Supplied material:
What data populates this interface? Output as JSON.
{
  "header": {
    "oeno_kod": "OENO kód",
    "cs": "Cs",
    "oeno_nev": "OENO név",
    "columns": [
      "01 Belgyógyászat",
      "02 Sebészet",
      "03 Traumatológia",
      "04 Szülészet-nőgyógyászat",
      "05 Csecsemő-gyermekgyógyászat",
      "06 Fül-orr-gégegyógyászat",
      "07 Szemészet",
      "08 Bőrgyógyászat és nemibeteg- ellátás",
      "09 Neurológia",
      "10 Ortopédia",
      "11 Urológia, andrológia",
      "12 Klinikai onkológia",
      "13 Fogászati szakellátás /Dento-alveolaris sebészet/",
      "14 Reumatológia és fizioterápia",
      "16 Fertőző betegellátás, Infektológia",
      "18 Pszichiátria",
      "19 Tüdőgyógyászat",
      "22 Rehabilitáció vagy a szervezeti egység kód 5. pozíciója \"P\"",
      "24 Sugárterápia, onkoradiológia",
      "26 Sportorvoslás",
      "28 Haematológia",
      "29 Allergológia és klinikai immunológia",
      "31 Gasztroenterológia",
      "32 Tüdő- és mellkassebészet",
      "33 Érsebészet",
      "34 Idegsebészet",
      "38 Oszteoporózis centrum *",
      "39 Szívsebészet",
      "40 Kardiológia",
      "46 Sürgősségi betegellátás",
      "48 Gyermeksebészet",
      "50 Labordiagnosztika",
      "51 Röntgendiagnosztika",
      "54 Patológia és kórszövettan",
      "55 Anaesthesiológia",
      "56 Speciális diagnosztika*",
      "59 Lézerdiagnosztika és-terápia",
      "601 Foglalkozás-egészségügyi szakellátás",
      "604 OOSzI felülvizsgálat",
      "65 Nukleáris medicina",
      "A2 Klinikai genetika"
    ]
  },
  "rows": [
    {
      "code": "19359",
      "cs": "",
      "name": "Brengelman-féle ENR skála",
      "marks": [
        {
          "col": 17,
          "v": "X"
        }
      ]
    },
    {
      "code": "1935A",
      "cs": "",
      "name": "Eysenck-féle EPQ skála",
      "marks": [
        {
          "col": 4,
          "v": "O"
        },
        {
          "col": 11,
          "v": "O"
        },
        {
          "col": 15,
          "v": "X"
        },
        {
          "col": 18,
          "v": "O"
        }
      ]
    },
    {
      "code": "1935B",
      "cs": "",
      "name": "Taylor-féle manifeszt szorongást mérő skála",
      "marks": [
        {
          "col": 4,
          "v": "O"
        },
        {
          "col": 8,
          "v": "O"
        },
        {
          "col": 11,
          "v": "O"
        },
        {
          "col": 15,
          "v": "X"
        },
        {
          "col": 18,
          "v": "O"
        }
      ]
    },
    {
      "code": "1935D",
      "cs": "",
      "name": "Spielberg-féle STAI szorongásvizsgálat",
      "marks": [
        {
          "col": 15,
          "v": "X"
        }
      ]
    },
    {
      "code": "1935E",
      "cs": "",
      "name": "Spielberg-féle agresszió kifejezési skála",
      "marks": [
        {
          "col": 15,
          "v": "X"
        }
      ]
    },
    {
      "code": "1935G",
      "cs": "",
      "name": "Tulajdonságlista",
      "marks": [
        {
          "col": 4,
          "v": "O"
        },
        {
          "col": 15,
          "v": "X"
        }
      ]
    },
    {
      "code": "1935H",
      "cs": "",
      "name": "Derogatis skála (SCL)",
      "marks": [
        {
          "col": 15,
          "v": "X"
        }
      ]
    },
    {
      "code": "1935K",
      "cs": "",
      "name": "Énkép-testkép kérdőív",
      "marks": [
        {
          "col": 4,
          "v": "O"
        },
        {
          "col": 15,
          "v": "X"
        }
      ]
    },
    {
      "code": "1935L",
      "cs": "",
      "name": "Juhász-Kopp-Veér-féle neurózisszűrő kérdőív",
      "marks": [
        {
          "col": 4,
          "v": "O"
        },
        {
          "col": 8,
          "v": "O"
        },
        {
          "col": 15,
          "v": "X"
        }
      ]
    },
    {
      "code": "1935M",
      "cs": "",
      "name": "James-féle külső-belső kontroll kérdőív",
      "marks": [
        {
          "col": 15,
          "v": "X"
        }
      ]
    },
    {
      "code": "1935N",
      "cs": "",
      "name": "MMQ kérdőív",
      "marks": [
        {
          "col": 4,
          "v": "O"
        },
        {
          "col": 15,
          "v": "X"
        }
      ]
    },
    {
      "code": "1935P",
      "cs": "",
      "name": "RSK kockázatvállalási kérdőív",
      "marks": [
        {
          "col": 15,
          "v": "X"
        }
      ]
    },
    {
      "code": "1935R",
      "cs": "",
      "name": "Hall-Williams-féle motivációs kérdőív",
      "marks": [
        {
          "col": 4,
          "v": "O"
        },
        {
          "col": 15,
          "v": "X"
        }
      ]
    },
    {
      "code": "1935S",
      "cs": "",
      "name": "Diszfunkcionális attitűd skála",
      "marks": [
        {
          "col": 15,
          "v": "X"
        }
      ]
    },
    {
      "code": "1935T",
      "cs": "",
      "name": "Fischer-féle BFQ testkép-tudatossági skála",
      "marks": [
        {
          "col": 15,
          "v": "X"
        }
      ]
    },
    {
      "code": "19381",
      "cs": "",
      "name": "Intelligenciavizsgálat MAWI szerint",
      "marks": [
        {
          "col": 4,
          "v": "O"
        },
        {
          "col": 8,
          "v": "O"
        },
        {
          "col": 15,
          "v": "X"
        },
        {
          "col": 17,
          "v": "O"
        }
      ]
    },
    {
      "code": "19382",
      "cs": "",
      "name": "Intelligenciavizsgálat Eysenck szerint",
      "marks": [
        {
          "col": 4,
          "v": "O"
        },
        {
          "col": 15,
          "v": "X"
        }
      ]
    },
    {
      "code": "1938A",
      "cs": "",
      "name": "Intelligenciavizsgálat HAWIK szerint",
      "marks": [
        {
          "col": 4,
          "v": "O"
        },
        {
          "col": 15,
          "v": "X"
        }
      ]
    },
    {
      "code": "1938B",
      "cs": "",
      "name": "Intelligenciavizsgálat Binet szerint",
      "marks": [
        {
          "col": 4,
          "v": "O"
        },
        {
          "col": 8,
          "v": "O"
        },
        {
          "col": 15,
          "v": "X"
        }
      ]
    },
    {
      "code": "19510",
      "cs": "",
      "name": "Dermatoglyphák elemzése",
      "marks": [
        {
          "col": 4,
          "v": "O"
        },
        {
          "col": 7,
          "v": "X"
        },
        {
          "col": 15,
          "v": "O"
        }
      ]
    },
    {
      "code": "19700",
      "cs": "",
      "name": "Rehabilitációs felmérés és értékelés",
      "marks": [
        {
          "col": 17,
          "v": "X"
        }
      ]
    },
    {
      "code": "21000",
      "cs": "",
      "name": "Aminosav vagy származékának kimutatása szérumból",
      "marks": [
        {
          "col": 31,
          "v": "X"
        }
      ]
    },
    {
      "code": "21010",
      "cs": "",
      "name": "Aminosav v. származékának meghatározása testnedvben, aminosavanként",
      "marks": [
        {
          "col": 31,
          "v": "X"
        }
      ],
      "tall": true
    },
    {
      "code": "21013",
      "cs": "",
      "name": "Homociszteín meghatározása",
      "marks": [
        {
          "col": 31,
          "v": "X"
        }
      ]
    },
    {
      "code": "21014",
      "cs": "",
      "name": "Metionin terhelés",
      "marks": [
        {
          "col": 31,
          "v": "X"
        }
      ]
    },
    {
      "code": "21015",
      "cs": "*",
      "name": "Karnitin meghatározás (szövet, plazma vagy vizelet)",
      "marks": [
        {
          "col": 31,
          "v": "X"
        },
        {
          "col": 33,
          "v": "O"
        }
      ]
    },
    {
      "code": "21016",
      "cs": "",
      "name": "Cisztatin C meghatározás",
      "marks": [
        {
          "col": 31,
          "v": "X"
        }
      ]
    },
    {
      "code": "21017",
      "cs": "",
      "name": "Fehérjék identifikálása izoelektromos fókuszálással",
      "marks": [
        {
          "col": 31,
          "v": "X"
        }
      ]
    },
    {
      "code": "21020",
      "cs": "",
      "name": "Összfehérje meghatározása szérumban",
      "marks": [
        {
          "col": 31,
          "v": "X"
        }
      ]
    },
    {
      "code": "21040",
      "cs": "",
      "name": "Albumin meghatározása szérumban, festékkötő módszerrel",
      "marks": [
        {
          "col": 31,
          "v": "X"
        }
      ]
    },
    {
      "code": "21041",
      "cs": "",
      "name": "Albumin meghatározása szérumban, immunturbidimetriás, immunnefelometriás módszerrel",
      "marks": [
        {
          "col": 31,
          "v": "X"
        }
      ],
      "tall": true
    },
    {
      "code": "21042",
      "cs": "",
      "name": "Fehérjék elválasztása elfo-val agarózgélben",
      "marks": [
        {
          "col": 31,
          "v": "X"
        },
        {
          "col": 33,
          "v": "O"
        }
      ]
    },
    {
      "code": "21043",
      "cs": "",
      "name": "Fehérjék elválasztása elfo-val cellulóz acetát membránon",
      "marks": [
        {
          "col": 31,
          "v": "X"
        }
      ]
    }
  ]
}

The exercise: Scan the material above. Copy each line that holds the word "testkép".

Solved problem:
      "name": "Énkép-testkép kérdőív",
      "name": "Fischer-féle BFQ testkép-tudatossági skála",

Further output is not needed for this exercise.